Short problem ▸ Output the full material exactly as it appears here.
Records for this task start
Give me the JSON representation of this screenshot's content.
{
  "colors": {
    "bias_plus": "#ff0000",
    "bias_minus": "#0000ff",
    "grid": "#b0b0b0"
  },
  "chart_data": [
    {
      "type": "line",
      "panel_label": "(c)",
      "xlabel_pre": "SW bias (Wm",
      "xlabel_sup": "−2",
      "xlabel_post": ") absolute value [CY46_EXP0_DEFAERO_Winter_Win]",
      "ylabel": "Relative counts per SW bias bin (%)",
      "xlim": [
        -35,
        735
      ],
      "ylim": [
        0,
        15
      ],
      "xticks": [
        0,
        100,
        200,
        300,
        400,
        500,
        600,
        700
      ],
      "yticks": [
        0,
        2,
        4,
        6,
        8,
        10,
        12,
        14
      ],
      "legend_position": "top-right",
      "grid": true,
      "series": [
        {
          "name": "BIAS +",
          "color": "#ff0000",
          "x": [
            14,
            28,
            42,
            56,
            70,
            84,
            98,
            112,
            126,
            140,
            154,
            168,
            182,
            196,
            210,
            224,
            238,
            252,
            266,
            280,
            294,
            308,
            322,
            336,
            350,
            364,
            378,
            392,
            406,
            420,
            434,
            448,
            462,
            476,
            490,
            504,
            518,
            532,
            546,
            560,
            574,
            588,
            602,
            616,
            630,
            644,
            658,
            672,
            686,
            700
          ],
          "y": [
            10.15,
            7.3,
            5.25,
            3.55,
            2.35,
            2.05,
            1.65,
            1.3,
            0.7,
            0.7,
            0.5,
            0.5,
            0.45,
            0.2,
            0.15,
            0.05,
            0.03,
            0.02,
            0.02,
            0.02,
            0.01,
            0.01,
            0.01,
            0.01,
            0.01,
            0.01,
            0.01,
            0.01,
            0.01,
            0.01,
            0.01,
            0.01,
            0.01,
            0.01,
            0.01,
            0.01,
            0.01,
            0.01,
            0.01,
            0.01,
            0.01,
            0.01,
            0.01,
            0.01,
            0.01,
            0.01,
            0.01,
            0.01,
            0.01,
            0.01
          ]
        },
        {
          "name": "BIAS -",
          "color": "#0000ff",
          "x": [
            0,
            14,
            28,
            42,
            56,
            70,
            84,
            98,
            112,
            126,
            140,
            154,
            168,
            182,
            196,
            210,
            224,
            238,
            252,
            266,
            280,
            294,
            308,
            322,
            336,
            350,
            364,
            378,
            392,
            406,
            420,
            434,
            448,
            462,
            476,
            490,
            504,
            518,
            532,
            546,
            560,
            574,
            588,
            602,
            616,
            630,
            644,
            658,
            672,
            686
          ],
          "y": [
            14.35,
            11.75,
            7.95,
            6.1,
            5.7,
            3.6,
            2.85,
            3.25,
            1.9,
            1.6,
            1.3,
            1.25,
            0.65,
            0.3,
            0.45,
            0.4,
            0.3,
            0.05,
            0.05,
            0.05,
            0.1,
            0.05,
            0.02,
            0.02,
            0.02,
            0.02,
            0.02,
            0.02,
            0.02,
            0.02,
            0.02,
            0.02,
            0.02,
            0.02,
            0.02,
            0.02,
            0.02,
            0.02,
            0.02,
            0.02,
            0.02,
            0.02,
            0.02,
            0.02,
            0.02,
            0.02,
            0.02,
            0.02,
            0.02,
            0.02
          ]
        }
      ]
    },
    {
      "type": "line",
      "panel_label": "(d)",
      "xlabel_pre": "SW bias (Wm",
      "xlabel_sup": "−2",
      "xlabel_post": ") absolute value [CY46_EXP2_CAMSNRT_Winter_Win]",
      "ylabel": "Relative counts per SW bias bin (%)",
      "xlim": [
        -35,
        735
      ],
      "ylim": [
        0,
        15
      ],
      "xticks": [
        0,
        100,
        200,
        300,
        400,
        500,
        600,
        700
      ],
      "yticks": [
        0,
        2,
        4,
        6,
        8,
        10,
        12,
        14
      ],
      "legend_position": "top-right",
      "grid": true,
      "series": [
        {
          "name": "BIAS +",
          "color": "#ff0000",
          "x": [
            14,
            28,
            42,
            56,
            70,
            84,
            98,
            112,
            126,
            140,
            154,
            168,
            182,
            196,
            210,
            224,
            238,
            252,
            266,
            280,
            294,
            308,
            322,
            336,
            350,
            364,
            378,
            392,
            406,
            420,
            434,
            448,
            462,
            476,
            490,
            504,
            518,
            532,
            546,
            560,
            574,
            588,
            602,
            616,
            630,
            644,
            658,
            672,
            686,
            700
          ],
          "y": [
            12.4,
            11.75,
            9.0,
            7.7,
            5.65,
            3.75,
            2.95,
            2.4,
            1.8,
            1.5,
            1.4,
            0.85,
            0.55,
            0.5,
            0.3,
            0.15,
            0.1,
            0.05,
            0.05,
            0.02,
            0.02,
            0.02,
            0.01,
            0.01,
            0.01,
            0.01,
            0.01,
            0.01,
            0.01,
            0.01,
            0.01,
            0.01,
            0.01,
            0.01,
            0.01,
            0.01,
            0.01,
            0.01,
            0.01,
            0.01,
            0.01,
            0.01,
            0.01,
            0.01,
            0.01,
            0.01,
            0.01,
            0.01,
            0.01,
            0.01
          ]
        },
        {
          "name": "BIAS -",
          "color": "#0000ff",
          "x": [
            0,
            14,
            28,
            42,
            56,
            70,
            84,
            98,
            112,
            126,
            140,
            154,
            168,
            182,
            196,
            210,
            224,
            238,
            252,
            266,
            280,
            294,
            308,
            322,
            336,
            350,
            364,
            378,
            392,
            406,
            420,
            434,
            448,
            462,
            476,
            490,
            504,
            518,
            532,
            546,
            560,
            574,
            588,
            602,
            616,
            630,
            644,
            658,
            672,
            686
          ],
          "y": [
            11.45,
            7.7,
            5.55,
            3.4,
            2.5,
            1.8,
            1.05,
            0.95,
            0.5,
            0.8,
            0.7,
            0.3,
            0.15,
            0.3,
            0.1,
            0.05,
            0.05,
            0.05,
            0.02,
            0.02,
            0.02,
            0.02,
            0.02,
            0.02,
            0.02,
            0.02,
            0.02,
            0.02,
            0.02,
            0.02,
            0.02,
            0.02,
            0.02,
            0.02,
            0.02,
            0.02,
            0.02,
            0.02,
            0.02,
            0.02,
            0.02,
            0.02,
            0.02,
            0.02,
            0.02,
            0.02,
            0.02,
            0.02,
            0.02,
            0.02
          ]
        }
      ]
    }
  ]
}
Records for this task end
Exercise output ▸
Give me the JSON representation of this screenshot's content.
{
  "colors": {
    "bias_plus": "#ff0000",
    "bias_minus": "#0000ff",
    "grid": "#b0b0b0"
  },
  "chart_data": [
    {
      "type": "line",
      "panel_label": "(c)",
      "xlabel_pre": "SW bias (Wm",
      "xlabel_sup": "−2",
      "xlabel_post": ") absolute value [CY46_EXP0_DEFAERO_Winter_Win]",
      "ylabel": "Relative counts per SW bias bin (%)",
      "xlim": [
        -35,
        735
      ],
      "ylim": [
        0,
        15
      ],
      "xticks": [
        0,
        100,
        200,
        300,
        400,
        500,
        600,
        700
      ],
      "yticks": [
        0,
        2,
        4,
        6,
        8,
        10,
        12,
        14
      ],
      "legend_position": "top-right",
      "grid": true,
      "series": [
        {
          "name": "BIAS +",
          "color": "#ff0000",
          "x": [
            14,
            28,
            42,
            56,
            70,
            84,
            98,
            112,
            126,
            140,
            154,
            168,
            182,
            196,
            210,
            224,
            238,
            252,
            266,
            280,
            294,
            308,
            322,
            336,
            350,
            364,
            378,
            392,
            406,
            420,
            434,
            448,
            462,
            476,
            490,
            504,
            518,
            532,
            546,
            560,
            574,
            588,
            602,
            616,
            630,
            644,
            658,
            672,
            686,
            700
          ],
          "y": [
            10.15,
            7.3,
            5.25,
            3.55,
            2.35,
            2.05,
            1.65,
            1.3,
            0.7,
            0.7,
            0.5,
            0.5,
            0.45,
            0.2,
            0.15,
            0.05,
            0.03,
            0.02,
            0.02,
            0.02,
            0.01,
            0.01,
            0.01,
            0.01,
            0.01,
            0.01,
            0.01,
            0.01,
            0.01,
            0.01,
            0.01,
            0.01,
            0.01,
            0.01,
            0.01,
            0.01,
            0.01,
            0.01,
            0.01,
            0.01,
            0.01,
            0.01,
            0.01,
            0.01,
            0.01,
            0.01,
            0.01,
            0.01,
            0.01,
            0.01
          ]
        },
        {
          "name": "BIAS -",
          "color": "#0000ff",
          "x": [
            0,
            14,
            28,
            42,
            56,
            70,
            84,
            98,
            112,
            126,
            140,
            154,
            168,
            182,
            196,
            210,
            224,
            238,
            252,
            266,
            280,
            294,
            308,
            322,
            336,
            350,
            364,
            378,
            392,
            406,
            420,
            434,
            448,
            462,
            476,
            490,
            504,
            518,
            532,
            546,
            560,
            574,
            588,
            602,
            616,
            630,
            644,
            658,
            672,
            686
          ],
          "y": [
            14.35,
            11.75,
            7.95,
            6.1,
            5.7,
            3.6,
            2.85,
            3.25,
            1.9,
            1.6,
            1.3,
            1.25,
            0.65,
            0.3,
            0.45,
            0.4,
            0.3,
            0.05,
            0.05,
            0.05,
            0.1,
            0.05,
            0.02,
            0.02,
            0.02,
            0.02,
            0.02,
            0.02,
            0.02,
            0.02,
            0.02,
            0.02,
            0.02,
            0.02,
            0.02,
            0.02,
            0.02,
            0.02,
            0.02,
            0.02,
            0.02,
            0.02,
            0.02,
            0.02,
            0.02,
            0.02,
            0.02,
            0.02,
            0.02,
            0.02
          ]
        }
      ]
    },
    {
      "type": "line",
      "panel_label": "(d)",
      "xlabel_pre": "SW bias (Wm",
      "xlabel_sup": "−2",
      "xlabel_post": ") absolute value [CY46_EXP2_CAMSNRT_Winter_Win]",
      "ylabel": "Relative counts per SW bias bin (%)",
      "xlim": [
        -35,
        735
      ],
      "ylim": [
        0,
        15
      ],
      "xticks": [
        0,
        100,
        200,
        300,
        400,
        500,
        600,
        700
      ],
      "yticks": [
        0,
        2,
        4,
        6,
        8,
        10,
        12,
        14
      ],
      "legend_position": "top-right",
      "grid": true,
      "series": [
        {
          "name": "BIAS +",
          "color": "#ff0000",
          "x": [
            14,
            28,
            42,
            56,
            70,
            84,
            98,
            112,
            126,
            140,
            154,
            168,
            182,
            196,
            210,
            224,
            238,
            252,
            266,
            280,
            294,
            308,
            322,
            336,
            350,
            364,
            378,
            392,
            406,
            420,
            434,
            448,
            462,
            476,
            490,
            504,
            518,
            532,
            546,
            560,
            574,
            588,
            602,
            616,
            630,
            644,
            658,
            672,
            686,
            700
          ],
          "y": [
            12.4,
            11.75,
            9.0,
            7.7,
            5.65,
            3.75,
            2.95,
            2.4,
            1.8,
            1.5,
            1.4,
            0.85,
            0.55,
            0.5,
            0.3,
            0.15,
            0.1,
            0.05,
            0.05,
            0.02,
            0.02,
            0.02,
            0.01,
            0.01,
            0.01,
            0.01,
            0.01,
            0.01,
            0.01,
            0.01,
            0.01,
            0.01,
            0.01,
            0.01,
            0.01,
            0.01,
            0.01,
            0.01,
            0.01,
            0.01,
            0.01,
            0.01,
            0.01,
            0.01,
            0.01,
            0.01,
            0.01,
            0.01,
            0.01,
            0.01
          ]
        },
        {
          "name": "BIAS -",
          "color": "#0000ff",
          "x": [
            0,
            14,
            28,
            42,
            56,
            70,
            84,
            98,
            112,
            126,
            140,
            154,
            168,
            182,
            196,
            210,
            224,
            238,
            252,
            266,
            280,
            294,
            308,
            322,
            336,
            350,
            364,
            378,
            392,
            406,
            420,
            434,
            448,
            462,
            476,
            490,
            504,
            518,
            532,
            546,
            560,
            574,
            588,
            602,
            616,
            630,
            644,
            658,
            672,
            686
          ],
          "y": [
            11.45,
            7.7,
            5.55,
            3.4,
            2.5,
            1.8,
            1.05,
            0.95,
            0.5,
            0.8,
            0.7,
            0.3,
            0.15,
            0.3,
            0.1,
            0.05,
            0.05,
            0.05,
            0.02,
            0.02,
            0.02,
            0.02,
            0.02,
            0.02,
            0.02,
            0.02,
            0.02,
            0.02,
            0.02,
            0.02,
            0.02,
            0.02,
            0.02,
            0.02,
            0.02,
            0.02,
            0.02,
            0.02,
            0.02,
            0.02,
            0.02,
            0.02,
            0.02,
            0.02,
            0.02,
            0.02,
            0.02,
            0.02,
            0.02,
            0.02
          ]
        }
      ]
    }
  ]
}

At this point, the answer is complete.